──────── DATA SUPPLIED
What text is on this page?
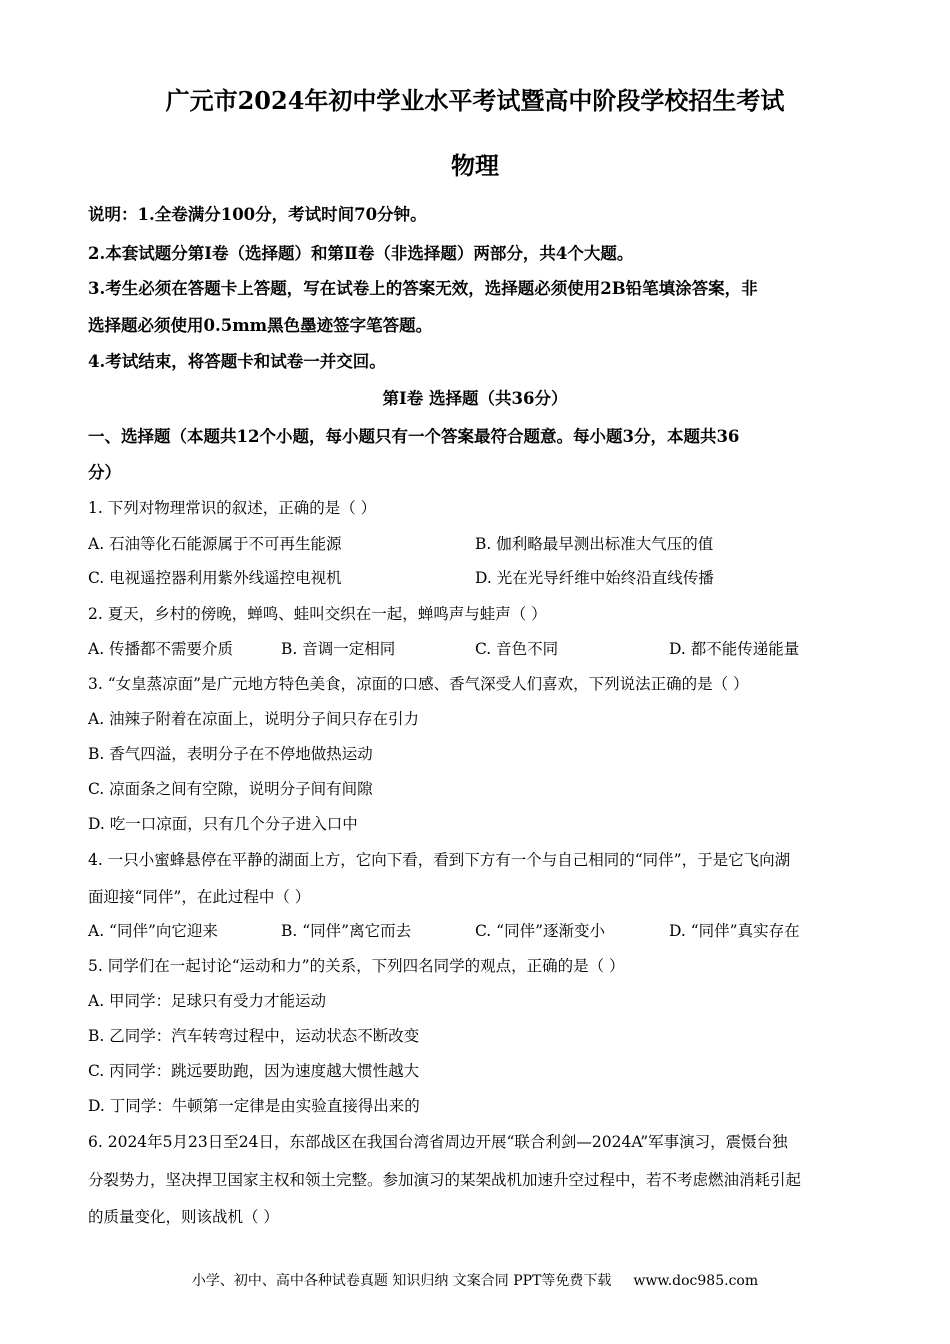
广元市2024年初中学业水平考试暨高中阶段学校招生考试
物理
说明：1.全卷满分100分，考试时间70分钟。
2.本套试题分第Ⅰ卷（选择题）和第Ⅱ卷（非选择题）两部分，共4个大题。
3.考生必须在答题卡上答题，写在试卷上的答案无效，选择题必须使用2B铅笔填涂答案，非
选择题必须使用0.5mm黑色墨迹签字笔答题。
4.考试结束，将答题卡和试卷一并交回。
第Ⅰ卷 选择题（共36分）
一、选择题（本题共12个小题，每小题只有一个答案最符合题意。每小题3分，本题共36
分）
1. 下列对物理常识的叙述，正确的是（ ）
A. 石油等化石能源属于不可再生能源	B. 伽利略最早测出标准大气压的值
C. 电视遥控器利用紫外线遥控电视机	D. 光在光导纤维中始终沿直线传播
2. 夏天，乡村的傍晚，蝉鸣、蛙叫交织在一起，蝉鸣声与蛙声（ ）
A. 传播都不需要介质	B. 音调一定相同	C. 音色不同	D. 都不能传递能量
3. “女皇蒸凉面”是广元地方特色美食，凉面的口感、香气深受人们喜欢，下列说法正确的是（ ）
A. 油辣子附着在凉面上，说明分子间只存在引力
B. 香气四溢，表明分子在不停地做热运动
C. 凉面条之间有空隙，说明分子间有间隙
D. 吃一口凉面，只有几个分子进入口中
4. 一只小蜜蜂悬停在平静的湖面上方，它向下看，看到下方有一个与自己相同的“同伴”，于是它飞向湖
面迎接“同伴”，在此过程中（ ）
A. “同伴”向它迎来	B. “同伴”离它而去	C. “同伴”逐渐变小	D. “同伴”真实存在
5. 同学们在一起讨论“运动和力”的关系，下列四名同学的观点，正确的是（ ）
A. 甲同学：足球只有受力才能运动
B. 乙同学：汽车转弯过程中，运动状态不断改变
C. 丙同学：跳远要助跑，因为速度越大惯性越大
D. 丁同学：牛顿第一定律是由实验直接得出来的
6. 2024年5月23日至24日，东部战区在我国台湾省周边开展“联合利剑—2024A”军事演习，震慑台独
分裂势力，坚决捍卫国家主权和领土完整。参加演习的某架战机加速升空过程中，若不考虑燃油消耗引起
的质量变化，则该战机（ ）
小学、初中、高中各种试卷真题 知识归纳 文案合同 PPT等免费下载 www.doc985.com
────────────────
WORK TO DO | Give all the entries again exactly, dropping each picture.

RESULT |
What text is on this page?
广元市2024年初中学业水平考试暨高中阶段学校招生考试
物理
说明：1.全卷满分100分，考试时间70分钟。
2.本套试题分第Ⅰ卷（选择题）和第Ⅱ卷（非选择题）两部分，共4个大题。
3.考生必须在答题卡上答题，写在试卷上的答案无效，选择题必须使用2B铅笔填涂答案，非
选择题必须使用0.5mm黑色墨迹签字笔答题。
4.考试结束，将答题卡和试卷一并交回。
第Ⅰ卷 选择题（共36分）
一、选择题（本题共12个小题，每小题只有一个答案最符合题意。每小题3分，本题共36
分）
1. 下列对物理常识的叙述，正确的是（ ）
A. 石油等化石能源属于不可再生能源	B. 伽利略最早测出标准大气压的值
C. 电视遥控器利用紫外线遥控电视机	D. 光在光导纤维中始终沿直线传播
2. 夏天，乡村的傍晚，蝉鸣、蛙叫交织在一起，蝉鸣声与蛙声（ ）
A. 传播都不需要介质	B. 音调一定相同	C. 音色不同	D. 都不能传递能量
3. “女皇蒸凉面”是广元地方特色美食，凉面的口感、香气深受人们喜欢，下列说法正确的是（ ）
A. 油辣子附着在凉面上，说明分子间只存在引力
B. 香气四溢，表明分子在不停地做热运动
C. 凉面条之间有空隙，说明分子间有间隙
D. 吃一口凉面，只有几个分子进入口中
4. 一只小蜜蜂悬停在平静的湖面上方，它向下看，看到下方有一个与自己相同的“同伴”，于是它飞向湖
面迎接“同伴”，在此过程中（ ）
A. “同伴”向它迎来	B. “同伴”离它而去	C. “同伴”逐渐变小	D. “同伴”真实存在
5. 同学们在一起讨论“运动和力”的关系，下列四名同学的观点，正确的是（ ）
A. 甲同学：足球只有受力才能运动
B. 乙同学：汽车转弯过程中，运动状态不断改变
C. 丙同学：跳远要助跑，因为速度越大惯性越大
D. 丁同学：牛顿第一定律是由实验直接得出来的
6. 2024年5月23日至24日，东部战区在我国台湾省周边开展“联合利剑—2024A”军事演习，震慑台独
分裂势力，坚决捍卫国家主权和领土完整。参加演习的某架战机加速升空过程中，若不考虑燃油消耗引起
的质量变化，则该战机（ ）
小学、初中、高中各种试卷真题 知识归纳 文案合同 PPT等免费下载 www.doc985.com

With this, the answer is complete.